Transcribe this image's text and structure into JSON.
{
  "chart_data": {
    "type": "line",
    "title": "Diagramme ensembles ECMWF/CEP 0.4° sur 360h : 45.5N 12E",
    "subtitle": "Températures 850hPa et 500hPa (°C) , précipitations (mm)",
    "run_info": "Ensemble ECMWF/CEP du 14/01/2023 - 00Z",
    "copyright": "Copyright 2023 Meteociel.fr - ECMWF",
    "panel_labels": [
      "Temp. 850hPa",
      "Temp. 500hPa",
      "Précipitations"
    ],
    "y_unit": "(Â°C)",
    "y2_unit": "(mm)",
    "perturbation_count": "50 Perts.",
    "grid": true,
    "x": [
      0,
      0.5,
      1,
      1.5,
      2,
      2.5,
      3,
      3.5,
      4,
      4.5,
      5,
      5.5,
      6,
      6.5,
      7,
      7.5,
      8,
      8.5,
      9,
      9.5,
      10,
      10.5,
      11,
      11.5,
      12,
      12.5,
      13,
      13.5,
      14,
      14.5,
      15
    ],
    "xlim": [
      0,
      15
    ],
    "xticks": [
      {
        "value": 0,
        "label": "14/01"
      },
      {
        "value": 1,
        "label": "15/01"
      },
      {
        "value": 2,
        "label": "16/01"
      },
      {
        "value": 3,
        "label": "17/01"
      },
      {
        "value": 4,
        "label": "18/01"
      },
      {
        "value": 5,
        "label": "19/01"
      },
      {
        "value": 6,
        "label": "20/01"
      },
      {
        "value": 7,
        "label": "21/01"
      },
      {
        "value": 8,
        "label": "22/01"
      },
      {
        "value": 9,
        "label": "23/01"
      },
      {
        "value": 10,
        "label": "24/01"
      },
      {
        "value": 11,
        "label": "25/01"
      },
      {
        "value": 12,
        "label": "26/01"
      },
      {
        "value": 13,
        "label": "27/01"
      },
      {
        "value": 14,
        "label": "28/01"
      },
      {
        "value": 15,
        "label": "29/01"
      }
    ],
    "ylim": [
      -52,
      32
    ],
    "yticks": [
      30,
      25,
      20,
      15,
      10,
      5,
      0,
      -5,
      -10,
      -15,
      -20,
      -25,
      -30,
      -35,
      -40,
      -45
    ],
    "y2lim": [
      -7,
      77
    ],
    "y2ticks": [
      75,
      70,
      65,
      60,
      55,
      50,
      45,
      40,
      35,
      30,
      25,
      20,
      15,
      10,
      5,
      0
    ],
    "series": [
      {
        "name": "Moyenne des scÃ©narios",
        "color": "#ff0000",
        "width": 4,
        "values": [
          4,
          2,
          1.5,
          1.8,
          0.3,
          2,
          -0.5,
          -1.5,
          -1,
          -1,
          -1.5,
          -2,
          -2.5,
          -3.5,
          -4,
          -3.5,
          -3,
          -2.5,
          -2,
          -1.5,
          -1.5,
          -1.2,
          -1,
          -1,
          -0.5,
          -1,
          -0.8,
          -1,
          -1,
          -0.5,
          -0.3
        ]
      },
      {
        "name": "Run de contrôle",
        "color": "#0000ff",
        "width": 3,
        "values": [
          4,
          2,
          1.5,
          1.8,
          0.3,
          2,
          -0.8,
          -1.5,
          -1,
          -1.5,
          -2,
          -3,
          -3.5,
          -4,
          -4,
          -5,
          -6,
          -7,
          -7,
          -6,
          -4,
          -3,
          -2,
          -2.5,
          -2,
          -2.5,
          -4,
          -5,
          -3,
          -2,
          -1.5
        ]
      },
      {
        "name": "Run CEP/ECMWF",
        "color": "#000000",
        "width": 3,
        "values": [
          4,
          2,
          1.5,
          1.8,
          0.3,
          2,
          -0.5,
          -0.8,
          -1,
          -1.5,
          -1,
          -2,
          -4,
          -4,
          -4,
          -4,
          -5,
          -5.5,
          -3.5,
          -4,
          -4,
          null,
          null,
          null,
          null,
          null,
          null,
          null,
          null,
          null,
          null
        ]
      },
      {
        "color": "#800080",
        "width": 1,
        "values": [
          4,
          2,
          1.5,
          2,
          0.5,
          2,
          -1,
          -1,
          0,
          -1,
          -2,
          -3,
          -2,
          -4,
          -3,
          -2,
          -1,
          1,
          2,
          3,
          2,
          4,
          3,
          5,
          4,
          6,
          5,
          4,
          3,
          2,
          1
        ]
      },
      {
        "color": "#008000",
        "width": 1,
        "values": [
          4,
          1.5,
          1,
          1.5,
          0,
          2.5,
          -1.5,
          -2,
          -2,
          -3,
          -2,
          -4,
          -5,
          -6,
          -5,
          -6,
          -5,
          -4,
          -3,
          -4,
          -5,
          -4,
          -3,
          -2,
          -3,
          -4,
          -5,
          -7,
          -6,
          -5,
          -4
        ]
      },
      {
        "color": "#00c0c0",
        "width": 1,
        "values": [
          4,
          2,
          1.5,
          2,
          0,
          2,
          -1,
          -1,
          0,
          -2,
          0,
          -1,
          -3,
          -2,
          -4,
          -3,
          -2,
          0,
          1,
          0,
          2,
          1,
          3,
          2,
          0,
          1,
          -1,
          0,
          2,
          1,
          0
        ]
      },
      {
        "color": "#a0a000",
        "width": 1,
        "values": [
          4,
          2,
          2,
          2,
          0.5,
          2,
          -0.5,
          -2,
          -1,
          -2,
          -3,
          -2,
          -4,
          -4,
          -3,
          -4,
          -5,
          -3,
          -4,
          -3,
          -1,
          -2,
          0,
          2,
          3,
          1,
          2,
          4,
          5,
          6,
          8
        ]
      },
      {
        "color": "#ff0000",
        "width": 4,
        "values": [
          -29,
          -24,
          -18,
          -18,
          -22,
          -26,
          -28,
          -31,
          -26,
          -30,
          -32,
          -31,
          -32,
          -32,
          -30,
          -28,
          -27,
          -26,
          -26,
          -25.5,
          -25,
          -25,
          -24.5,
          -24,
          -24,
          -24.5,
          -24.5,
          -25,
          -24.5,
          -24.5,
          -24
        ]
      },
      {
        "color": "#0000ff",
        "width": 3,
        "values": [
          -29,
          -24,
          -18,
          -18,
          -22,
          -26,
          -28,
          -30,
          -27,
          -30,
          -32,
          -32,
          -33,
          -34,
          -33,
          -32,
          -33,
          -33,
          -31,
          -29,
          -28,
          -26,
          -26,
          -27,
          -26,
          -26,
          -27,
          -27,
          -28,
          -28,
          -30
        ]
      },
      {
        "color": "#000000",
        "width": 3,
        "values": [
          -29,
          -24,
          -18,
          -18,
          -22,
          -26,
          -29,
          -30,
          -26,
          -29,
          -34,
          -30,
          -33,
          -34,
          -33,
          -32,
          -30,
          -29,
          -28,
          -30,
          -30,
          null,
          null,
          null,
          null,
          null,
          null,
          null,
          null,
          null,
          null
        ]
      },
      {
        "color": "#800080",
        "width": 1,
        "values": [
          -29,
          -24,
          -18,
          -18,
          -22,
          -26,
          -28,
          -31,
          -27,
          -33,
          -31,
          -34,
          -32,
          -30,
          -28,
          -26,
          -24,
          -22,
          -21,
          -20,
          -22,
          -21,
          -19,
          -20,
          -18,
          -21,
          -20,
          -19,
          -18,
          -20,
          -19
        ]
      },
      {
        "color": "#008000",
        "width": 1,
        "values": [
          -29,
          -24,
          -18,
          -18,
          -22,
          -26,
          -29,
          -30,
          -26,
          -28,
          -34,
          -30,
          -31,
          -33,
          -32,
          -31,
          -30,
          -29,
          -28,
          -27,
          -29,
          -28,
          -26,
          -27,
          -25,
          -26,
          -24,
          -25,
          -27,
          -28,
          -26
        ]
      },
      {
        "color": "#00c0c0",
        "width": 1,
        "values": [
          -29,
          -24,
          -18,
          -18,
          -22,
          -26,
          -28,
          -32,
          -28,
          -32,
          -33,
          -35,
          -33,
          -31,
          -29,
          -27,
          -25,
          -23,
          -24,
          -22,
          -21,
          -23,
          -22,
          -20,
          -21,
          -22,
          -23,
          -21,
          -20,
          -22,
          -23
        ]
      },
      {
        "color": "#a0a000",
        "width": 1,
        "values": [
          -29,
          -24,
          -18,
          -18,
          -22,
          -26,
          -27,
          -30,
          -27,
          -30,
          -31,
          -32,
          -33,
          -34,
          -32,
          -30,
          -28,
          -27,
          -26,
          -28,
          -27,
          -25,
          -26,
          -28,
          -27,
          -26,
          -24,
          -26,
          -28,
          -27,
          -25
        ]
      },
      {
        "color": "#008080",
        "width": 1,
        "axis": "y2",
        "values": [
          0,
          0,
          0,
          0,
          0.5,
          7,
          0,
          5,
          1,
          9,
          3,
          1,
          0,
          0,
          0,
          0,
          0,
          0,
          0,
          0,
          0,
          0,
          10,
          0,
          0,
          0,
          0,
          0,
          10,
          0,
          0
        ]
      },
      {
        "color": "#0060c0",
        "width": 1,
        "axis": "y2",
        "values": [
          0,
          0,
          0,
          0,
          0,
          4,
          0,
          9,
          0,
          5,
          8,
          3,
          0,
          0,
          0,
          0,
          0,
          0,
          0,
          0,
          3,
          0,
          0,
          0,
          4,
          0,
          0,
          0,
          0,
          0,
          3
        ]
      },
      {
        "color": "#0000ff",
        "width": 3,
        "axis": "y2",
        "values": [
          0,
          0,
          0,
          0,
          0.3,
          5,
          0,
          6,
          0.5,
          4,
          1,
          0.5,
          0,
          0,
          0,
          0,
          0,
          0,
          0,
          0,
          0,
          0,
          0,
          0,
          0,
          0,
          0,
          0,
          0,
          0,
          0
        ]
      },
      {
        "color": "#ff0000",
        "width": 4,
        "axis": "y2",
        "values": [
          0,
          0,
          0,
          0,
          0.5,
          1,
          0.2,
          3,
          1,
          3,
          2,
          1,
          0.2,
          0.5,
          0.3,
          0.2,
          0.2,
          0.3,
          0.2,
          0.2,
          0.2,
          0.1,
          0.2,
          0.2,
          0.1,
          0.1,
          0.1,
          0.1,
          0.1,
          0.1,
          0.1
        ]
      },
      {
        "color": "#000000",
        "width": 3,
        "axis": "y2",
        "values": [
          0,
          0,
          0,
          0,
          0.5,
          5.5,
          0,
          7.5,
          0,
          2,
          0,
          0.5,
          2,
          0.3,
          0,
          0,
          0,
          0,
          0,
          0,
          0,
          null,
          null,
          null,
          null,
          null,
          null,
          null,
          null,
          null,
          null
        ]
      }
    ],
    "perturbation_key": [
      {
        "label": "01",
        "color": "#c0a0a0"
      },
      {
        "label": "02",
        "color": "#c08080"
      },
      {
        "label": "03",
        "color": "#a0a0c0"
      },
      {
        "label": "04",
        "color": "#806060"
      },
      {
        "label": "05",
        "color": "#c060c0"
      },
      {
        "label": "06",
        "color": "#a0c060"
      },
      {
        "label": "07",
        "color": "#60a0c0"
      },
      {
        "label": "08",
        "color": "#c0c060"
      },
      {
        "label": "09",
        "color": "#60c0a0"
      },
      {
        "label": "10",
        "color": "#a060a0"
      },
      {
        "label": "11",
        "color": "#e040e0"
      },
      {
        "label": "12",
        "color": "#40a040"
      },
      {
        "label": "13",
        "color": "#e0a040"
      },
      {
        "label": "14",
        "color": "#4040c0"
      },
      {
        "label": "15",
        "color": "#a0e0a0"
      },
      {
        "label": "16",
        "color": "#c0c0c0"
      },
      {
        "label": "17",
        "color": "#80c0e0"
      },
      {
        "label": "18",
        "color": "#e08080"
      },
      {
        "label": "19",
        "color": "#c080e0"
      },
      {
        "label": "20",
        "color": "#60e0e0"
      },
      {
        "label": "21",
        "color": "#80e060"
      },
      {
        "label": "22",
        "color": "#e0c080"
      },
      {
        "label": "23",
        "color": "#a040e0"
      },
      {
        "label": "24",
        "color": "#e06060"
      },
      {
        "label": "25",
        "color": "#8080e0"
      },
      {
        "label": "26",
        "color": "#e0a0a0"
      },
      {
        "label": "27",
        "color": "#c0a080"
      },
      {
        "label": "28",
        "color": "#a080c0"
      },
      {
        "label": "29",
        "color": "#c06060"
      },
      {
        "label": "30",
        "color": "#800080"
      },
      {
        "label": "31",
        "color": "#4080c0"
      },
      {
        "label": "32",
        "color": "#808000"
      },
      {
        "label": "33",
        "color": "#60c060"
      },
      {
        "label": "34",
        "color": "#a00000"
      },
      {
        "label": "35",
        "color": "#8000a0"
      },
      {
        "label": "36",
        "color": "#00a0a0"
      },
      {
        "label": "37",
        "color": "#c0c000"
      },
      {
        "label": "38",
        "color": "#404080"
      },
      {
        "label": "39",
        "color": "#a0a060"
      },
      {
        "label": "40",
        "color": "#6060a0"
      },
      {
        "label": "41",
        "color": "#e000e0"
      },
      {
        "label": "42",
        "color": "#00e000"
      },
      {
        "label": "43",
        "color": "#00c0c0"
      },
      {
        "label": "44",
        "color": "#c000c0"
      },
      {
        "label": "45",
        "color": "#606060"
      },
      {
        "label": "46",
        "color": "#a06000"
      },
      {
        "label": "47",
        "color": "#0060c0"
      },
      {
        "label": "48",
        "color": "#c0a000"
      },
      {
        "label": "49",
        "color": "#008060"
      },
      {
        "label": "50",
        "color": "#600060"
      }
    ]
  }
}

▬▬▬▬▬▬

◆ Given instruction
Which lines above contain the word "ECMWF"? Copy each of them.

◆ Response to the exercise
    "title": "Diagramme ensembles ECMWF/CEP 0.4° sur 360h : 45.5N 12E",
    "run_info": "Ensemble ECMWF/CEP du 14/01/2023 - 00Z",
    "copyright": "Copyright 2023 Meteociel.fr - ECMWF",
        "name": "Run CEP/ECMWF",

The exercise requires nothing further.